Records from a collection
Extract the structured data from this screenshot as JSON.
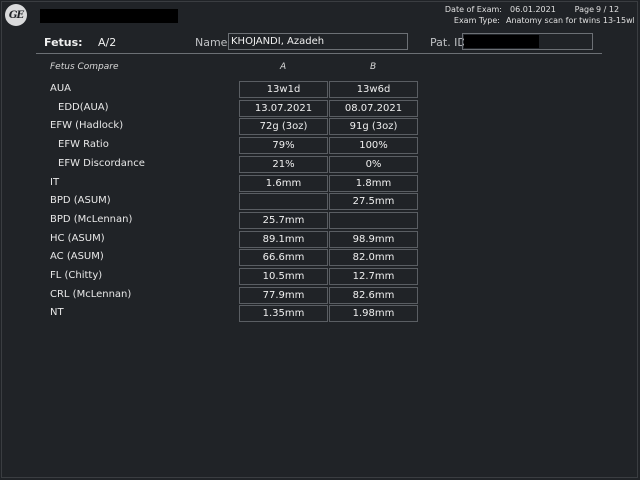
{
  "header": {
    "logo_text": "GE",
    "date_label": "Date of Exam:",
    "date_value": "06.01.2021",
    "page_label": "Page",
    "page_value": "9 / 12",
    "exam_type_label": "Exam Type:",
    "exam_type_value": "Anatomy scan for twins 13-15wk"
  },
  "patient": {
    "fetus_label": "Fetus:",
    "fetus_value": "A/2",
    "name_label": "Name",
    "name_value": "KHOJANDI, Azadeh",
    "pat_id_label": "Pat. ID"
  },
  "table": {
    "title": "Fetus Compare",
    "col_a": "A",
    "col_b": "B",
    "rows": [
      {
        "label": "AUA",
        "a": "13w1d",
        "b": "13w6d",
        "indent": false
      },
      {
        "label": "EDD(AUA)",
        "a": "13.07.2021",
        "b": "08.07.2021",
        "indent": true
      },
      {
        "label": "EFW (Hadlock)",
        "a": "72g (3oz)",
        "b": "91g (3oz)",
        "indent": false
      },
      {
        "label": "EFW Ratio",
        "a": "79%",
        "b": "100%",
        "indent": true
      },
      {
        "label": "EFW Discordance",
        "a": "21%",
        "b": "0%",
        "indent": true
      },
      {
        "label": "IT",
        "a": "1.6mm",
        "b": "1.8mm",
        "indent": false
      },
      {
        "label": "BPD (ASUM)",
        "a": "",
        "b": "27.5mm",
        "indent": false
      },
      {
        "label": "BPD (McLennan)",
        "a": "25.7mm",
        "b": "",
        "indent": false
      },
      {
        "label": "HC (ASUM)",
        "a": "89.1mm",
        "b": "98.9mm",
        "indent": false
      },
      {
        "label": "AC (ASUM)",
        "a": "66.6mm",
        "b": "82.0mm",
        "indent": false
      },
      {
        "label": "FL (Chitty)",
        "a": "10.5mm",
        "b": "12.7mm",
        "indent": false
      },
      {
        "label": "CRL (McLennan)",
        "a": "77.9mm",
        "b": "82.6mm",
        "indent": false
      },
      {
        "label": "NT",
        "a": "1.35mm",
        "b": "1.98mm",
        "indent": false
      }
    ]
  }
}
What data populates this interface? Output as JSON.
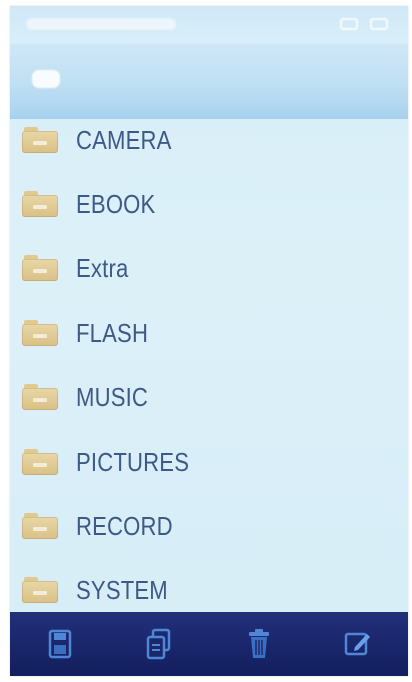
{
  "folders": [
    {
      "label": "CAMERA",
      "icon": "folder-icon"
    },
    {
      "label": "EBOOK",
      "icon": "folder-icon"
    },
    {
      "label": "Extra",
      "icon": "folder-icon"
    },
    {
      "label": "FLASH",
      "icon": "folder-icon"
    },
    {
      "label": "MUSIC",
      "icon": "folder-icon"
    },
    {
      "label": "PICTURES",
      "icon": "folder-icon"
    },
    {
      "label": "RECORD",
      "icon": "folder-icon"
    },
    {
      "label": "SYSTEM",
      "icon": "folder-icon"
    }
  ],
  "toolbar": {
    "buttons": [
      "save-icon",
      "copy-icon",
      "trash-icon",
      "edit-icon"
    ]
  },
  "colors": {
    "list_background": "#d8eef8",
    "label_text": "#3d5a87",
    "toolbar": "#1a2769",
    "folder": "#dcc68d"
  }
}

** OBJECTIVE **
Retype the listing exactly. Pictures do not belong in the copy.

** SOLUTION FOR THIS PROBLEM **
Extract the structured data from this screenshot as JSON.
{
  "header": {
    "logo_text": "GE",
    "date_label": "Date of Exam:",
    "date_value": "06.01.2021",
    "page_label": "Page",
    "page_value": "9 / 12",
    "exam_type_label": "Exam Type:",
    "exam_type_value": "Anatomy scan for twins 13-15wk"
  },
  "patient": {
    "fetus_label": "Fetus:",
    "fetus_value": "A/2",
    "name_label": "Name",
    "name_value": "KHOJANDI, Azadeh",
    "pat_id_label": "Pat. ID"
  },
  "table": {
    "title": "Fetus Compare",
    "col_a": "A",
    "col_b": "B",
    "rows": [
      {
        "label": "AUA",
        "a": "13w1d",
        "b": "13w6d",
        "indent": false
      },
      {
        "label": "EDD(AUA)",
        "a": "13.07.2021",
        "b": "08.07.2021",
        "indent": true
      },
      {
        "label": "EFW (Hadlock)",
        "a": "72g (3oz)",
        "b": "91g (3oz)",
        "indent": false
      },
      {
        "label": "EFW Ratio",
        "a": "79%",
        "b": "100%",
        "indent": true
      },
      {
        "label": "EFW Discordance",
        "a": "21%",
        "b": "0%",
        "indent": true
      },
      {
        "label": "IT",
        "a": "1.6mm",
        "b": "1.8mm",
        "indent": false
      },
      {
        "label": "BPD (ASUM)",
        "a": "",
        "b": "27.5mm",
        "indent": false
      },
      {
        "label": "BPD (McLennan)",
        "a": "25.7mm",
        "b": "",
        "indent": false
      },
      {
        "label": "HC (ASUM)",
        "a": "89.1mm",
        "b": "98.9mm",
        "indent": false
      },
      {
        "label": "AC (ASUM)",
        "a": "66.6mm",
        "b": "82.0mm",
        "indent": false
      },
      {
        "label": "FL (Chitty)",
        "a": "10.5mm",
        "b": "12.7mm",
        "indent": false
      },
      {
        "label": "CRL (McLennan)",
        "a": "77.9mm",
        "b": "82.6mm",
        "indent": false
      },
      {
        "label": "NT",
        "a": "1.35mm",
        "b": "1.98mm",
        "indent": false
      }
    ]
  }
}
What data populates this interface? Output as JSON.
{
  "folders": [
    {
      "label": "CAMERA",
      "icon": "folder-icon"
    },
    {
      "label": "EBOOK",
      "icon": "folder-icon"
    },
    {
      "label": "Extra",
      "icon": "folder-icon"
    },
    {
      "label": "FLASH",
      "icon": "folder-icon"
    },
    {
      "label": "MUSIC",
      "icon": "folder-icon"
    },
    {
      "label": "PICTURES",
      "icon": "folder-icon"
    },
    {
      "label": "RECORD",
      "icon": "folder-icon"
    },
    {
      "label": "SYSTEM",
      "icon": "folder-icon"
    }
  ],
  "toolbar": {
    "buttons": [
      "save-icon",
      "copy-icon",
      "trash-icon",
      "edit-icon"
    ]
  },
  "colors": {
    "list_background": "#d8eef8",
    "label_text": "#3d5a87",
    "toolbar": "#1a2769",
    "folder": "#dcc68d"
  }
}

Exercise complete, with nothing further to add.